Exercise input |
● ● ●

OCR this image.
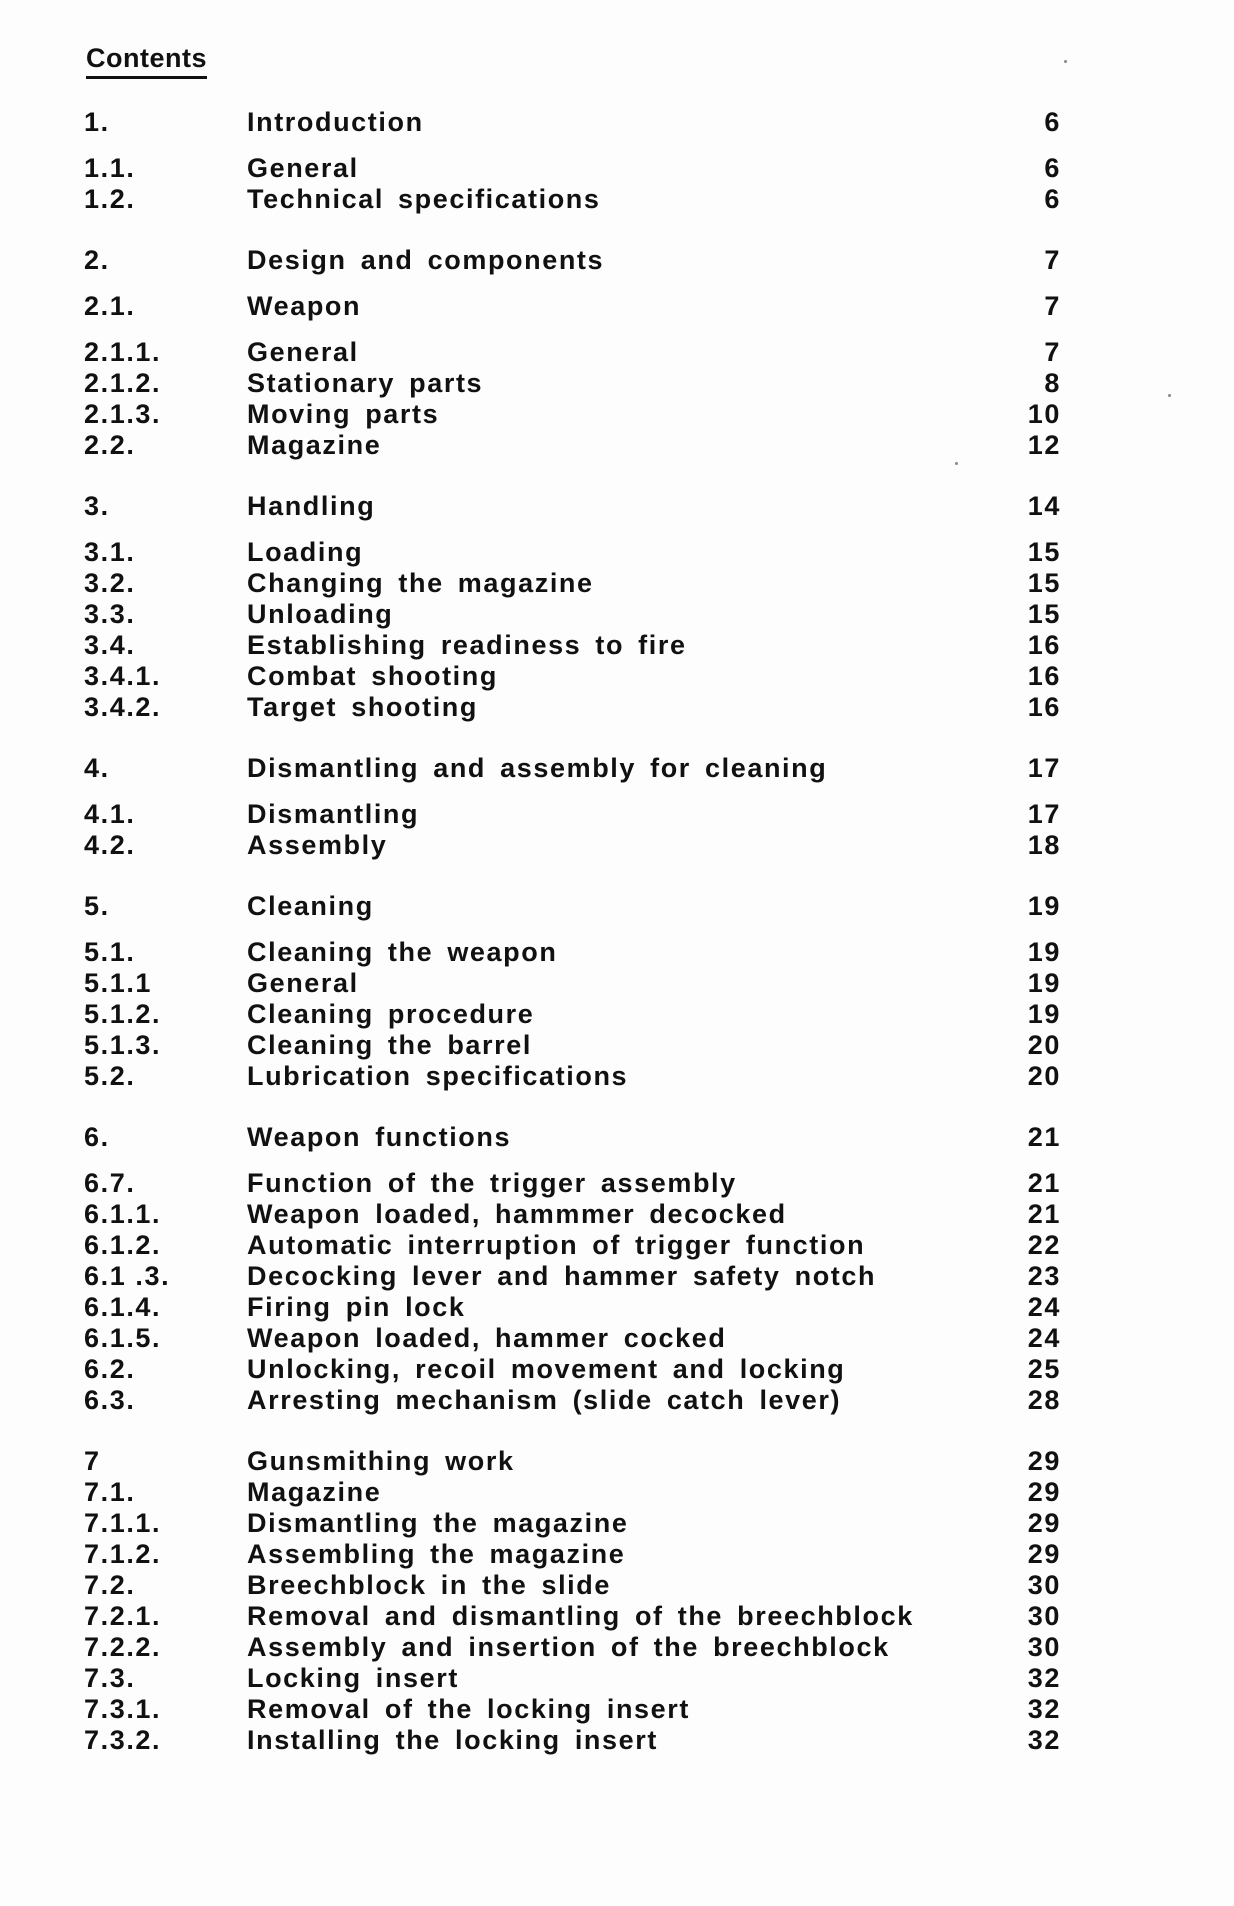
Contents
1.	Introduction	6
1.1.	General	6
1.2.	Technical specifications	6
2.	Design and components	7
2.1.	Weapon	7
2.1.1.	General	7
2.1.2.	Stationary parts	8
2.1.3.	Moving parts	10
2.2.	Magazine	12
3.	Handling	14
3.1.	Loading	15
3.2.	Changing the magazine	15
3.3.	Unloading	15
3.4.	Establishing readiness to fire	16
3.4.1.	Combat shooting	16
3.4.2.	Target shooting	16
4.	Dismantling and assembly for cleaning	17
4.1.	Dismantling	17
4.2.	Assembly	18
5.	Cleaning	19
5.1.	Cleaning the weapon	19
5.1.1	General	19
5.1.2.	Cleaning procedure	19
5.1.3.	Cleaning the barrel	20
5.2.	Lubrication specifications	20
6.	Weapon functions	21
6.7.	Function of the trigger assembly	21
6.1.1.	Weapon loaded, hammmer decocked	21
6.1.2.	Automatic interruption of trigger function	22
6.1 .3.	Decocking lever and hammer safety notch	23
6.1.4.	Firing pin lock	24
6.1.5.	Weapon loaded, hammer cocked	24
6.2.	Unlocking, recoil movement and locking	25
6.3.	Arresting mechanism (slide catch lever)	28
7	Gunsmithing work	29
7.1.	Magazine	29
7.1.1.	Dismantling the magazine	29
7.1.2.	Assembling the magazine	29
7.2.	Breechblock in the slide	30
7.2.1.	Removal and dismantling of the breechblock	30
7.2.2.	Assembly and insertion of the breechblock	30
7.3.	Locking insert	32
7.3.1.	Removal of the locking insert	32
7.3.2.	Installing the locking insert	32
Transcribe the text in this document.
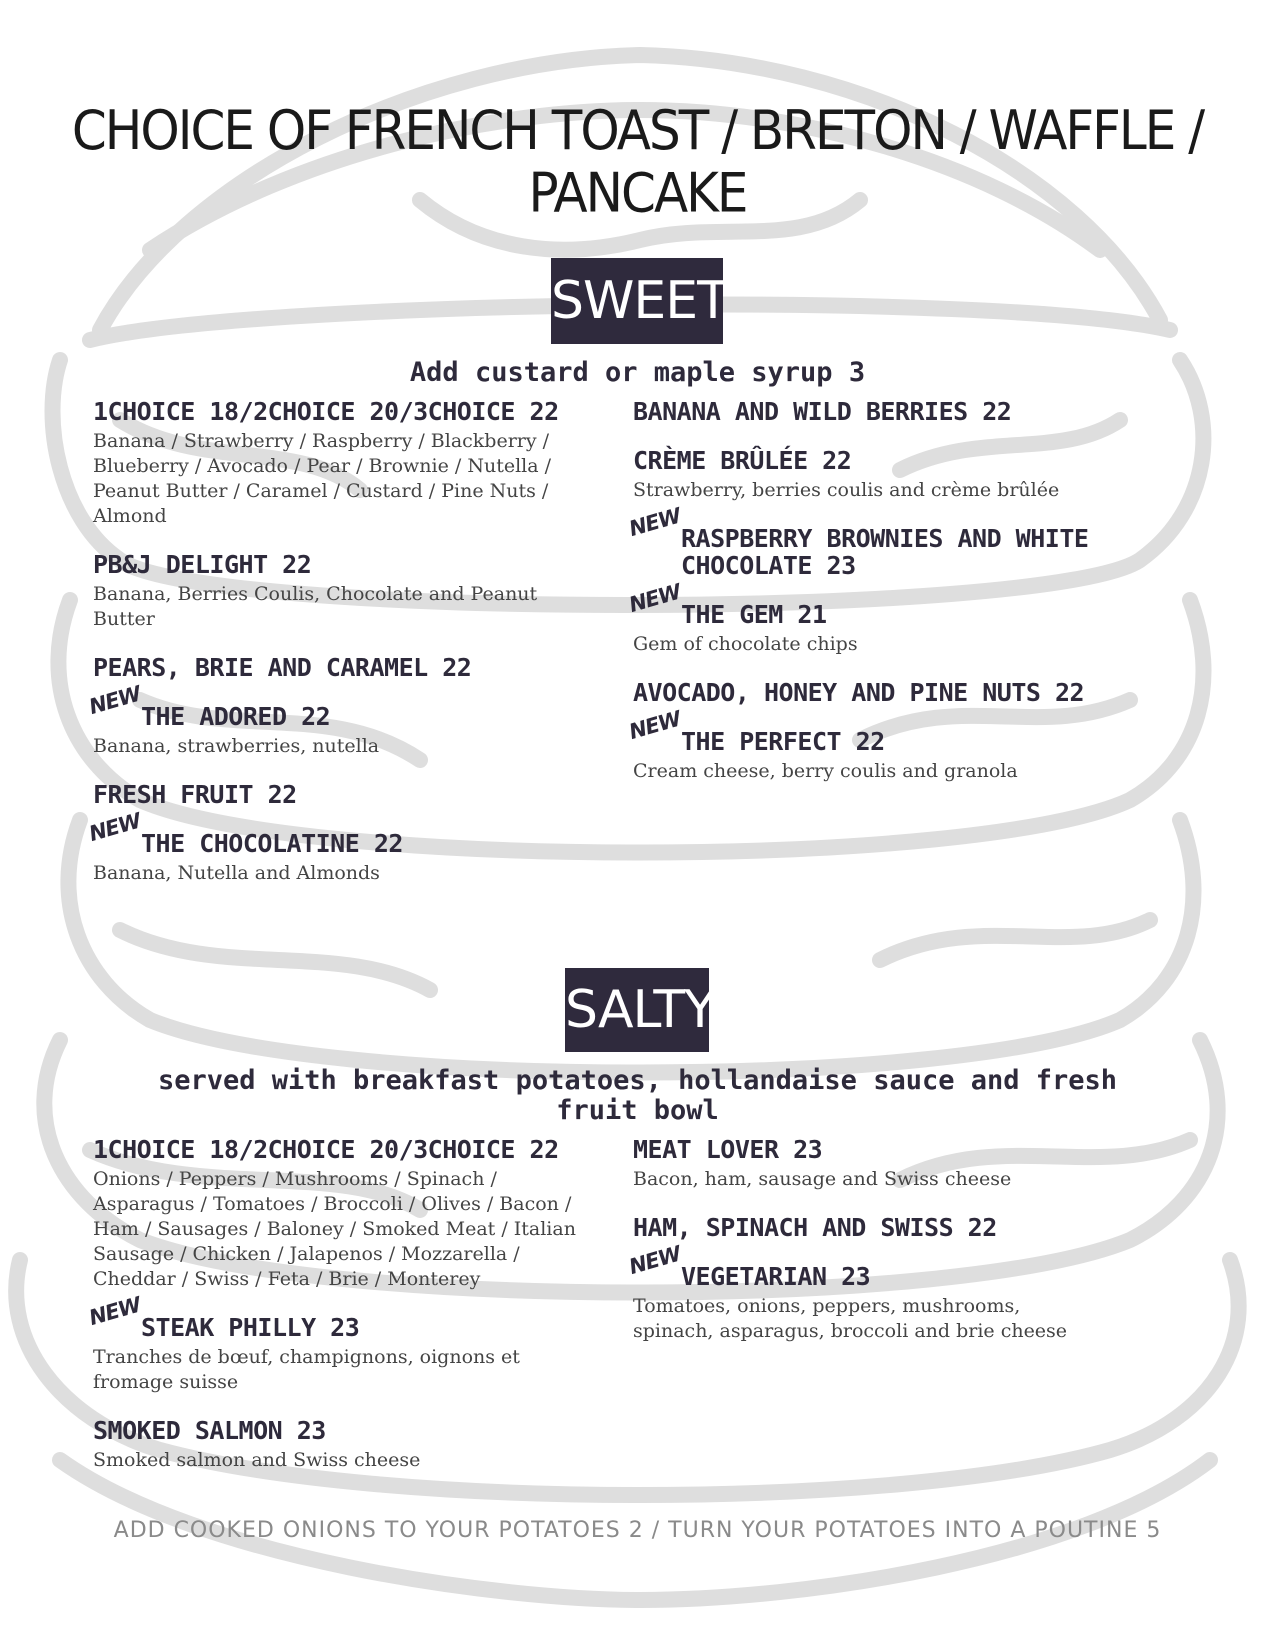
CHOICE OF FRENCH TOAST / BRETON / WAFFLE / PANCAKE
SWEET
Add custard or maple syrup 3
1CHOICE 18/2CHOICE 20/3CHOICE 22
Banana / Strawberry / Raspberry / Blackberry / Blueberry / Avocado / Pear / Brownie / Nutella / Peanut Butter / Caramel / Custard / Pine Nuts / Almond
PB&J DELIGHT 22
Banana, Berries Coulis, Chocolate and Peanut Butter
PEARS, BRIE AND CARAMEL 22
NEW
THE ADORED 22
Banana, strawberries, nutella
FRESH FRUIT 22
NEW
THE CHOCOLATINE 22
Banana, Nutella and Almonds
BANANA AND WILD BERRIES 22
CRÈME BRÛLÉE 22
Strawberry, berries coulis and crème brûlée
NEW
RASPBERRY BROWNIES AND WHITE CHOCOLATE 23
NEW
THE GEM 21
Gem of chocolate chips
AVOCADO, HONEY AND PINE NUTS 22
NEW
THE PERFECT 22
Cream cheese, berry coulis and granola
SALTY
served with breakfast potatoes, hollandaise sauce and fresh fruit bowl
1CHOICE 18/2CHOICE 20/3CHOICE 22
Onions / Peppers / Mushrooms / Spinach / Asparagus / Tomatoes / Broccoli / Olives / Bacon / Ham / Sausages / Baloney / Smoked Meat / Italian Sausage / Chicken / Jalapenos / Mozzarella / Cheddar / Swiss / Feta / Brie / Monterey
NEW
STEAK PHILLY 23
Tranches de bœuf, champignons, oignons et fromage suisse
SMOKED SALMON 23
Smoked salmon and Swiss cheese
MEAT LOVER 23
Bacon, ham, sausage and Swiss cheese
HAM, SPINACH AND SWISS 22
NEW
VEGETARIAN 23
Tomatoes, onions, peppers, mushrooms, spinach, asparagus, broccoli and brie cheese
ADD COOKED ONIONS TO YOUR POTATOES 2 / TURN YOUR POTATOES INTO A POUTINE 5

● ● ●

Set task |
Copy and report every line where the word "Removal" is present.

Response |
7.2.1.	Removal and dismantling of the breechblock	30
7.3.1.	Removal of the locking insert	32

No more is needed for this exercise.